EXERCISE:
Pictures do not belong in the copy; restate the records below word for word.

DATA:
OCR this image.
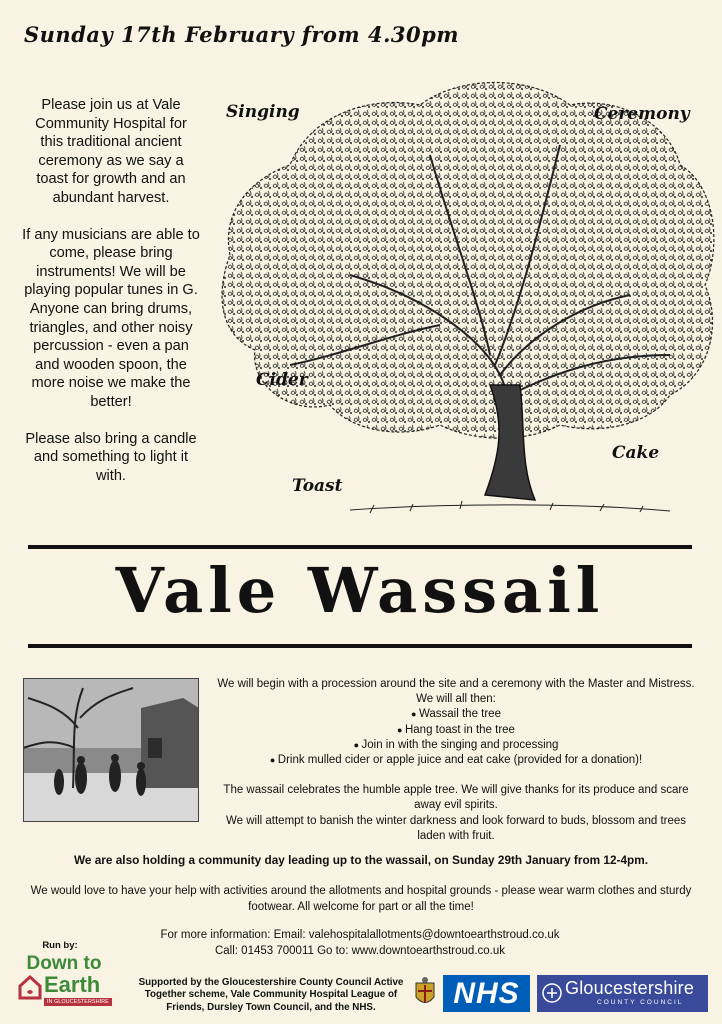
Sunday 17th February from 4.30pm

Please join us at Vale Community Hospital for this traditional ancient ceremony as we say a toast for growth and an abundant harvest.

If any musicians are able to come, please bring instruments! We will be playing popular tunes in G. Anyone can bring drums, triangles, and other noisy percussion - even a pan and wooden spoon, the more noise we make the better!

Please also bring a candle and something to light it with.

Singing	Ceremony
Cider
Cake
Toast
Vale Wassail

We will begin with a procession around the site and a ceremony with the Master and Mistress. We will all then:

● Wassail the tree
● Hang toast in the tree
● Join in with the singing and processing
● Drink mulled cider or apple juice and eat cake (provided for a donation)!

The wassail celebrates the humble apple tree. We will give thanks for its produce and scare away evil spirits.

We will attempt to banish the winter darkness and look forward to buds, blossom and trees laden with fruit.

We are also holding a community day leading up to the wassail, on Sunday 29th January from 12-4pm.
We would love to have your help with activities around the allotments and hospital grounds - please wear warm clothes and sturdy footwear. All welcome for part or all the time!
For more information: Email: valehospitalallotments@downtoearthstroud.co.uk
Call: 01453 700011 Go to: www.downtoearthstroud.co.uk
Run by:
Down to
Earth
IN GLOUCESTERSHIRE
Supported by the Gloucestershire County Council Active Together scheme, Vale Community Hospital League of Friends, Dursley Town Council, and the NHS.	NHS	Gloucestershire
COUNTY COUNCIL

FULL ANSWER:
OCR this image.
Sunday 17th February from 4.30pm

Please join us at Vale Community Hospital for this traditional ancient ceremony as we say a toast for growth and an abundant harvest.

If any musicians are able to come, please bring instruments! We will be playing popular tunes in G. Anyone can bring drums, triangles, and other noisy percussion - even a pan and wooden spoon, the more noise we make the better!

Please also bring a candle and something to light it with.

Singing	Ceremony
Cider
Cake
Toast
Vale Wassail

We will begin with a procession around the site and a ceremony with the Master and Mistress. We will all then:

● Wassail the tree
● Hang toast in the tree
● Join in with the singing and processing
● Drink mulled cider or apple juice and eat cake (provided for a donation)!

The wassail celebrates the humble apple tree. We will give thanks for its produce and scare away evil spirits.

We will attempt to banish the winter darkness and look forward to buds, blossom and trees laden with fruit.

We are also holding a community day leading up to the wassail, on Sunday 29th January from 12-4pm.
We would love to have your help with activities around the allotments and hospital grounds - please wear warm clothes and sturdy footwear. All welcome for part or all the time!
For more information: Email: valehospitalallotments@downtoearthstroud.co.uk
Call: 01453 700011 Go to: www.downtoearthstroud.co.uk
Run by:
Down to
Earth
IN GLOUCESTERSHIRE
Supported by the Gloucestershire County Council Active Together scheme, Vale Community Hospital League of Friends, Dursley Town Council, and the NHS.	NHS	Gloucestershire
COUNTY COUNCIL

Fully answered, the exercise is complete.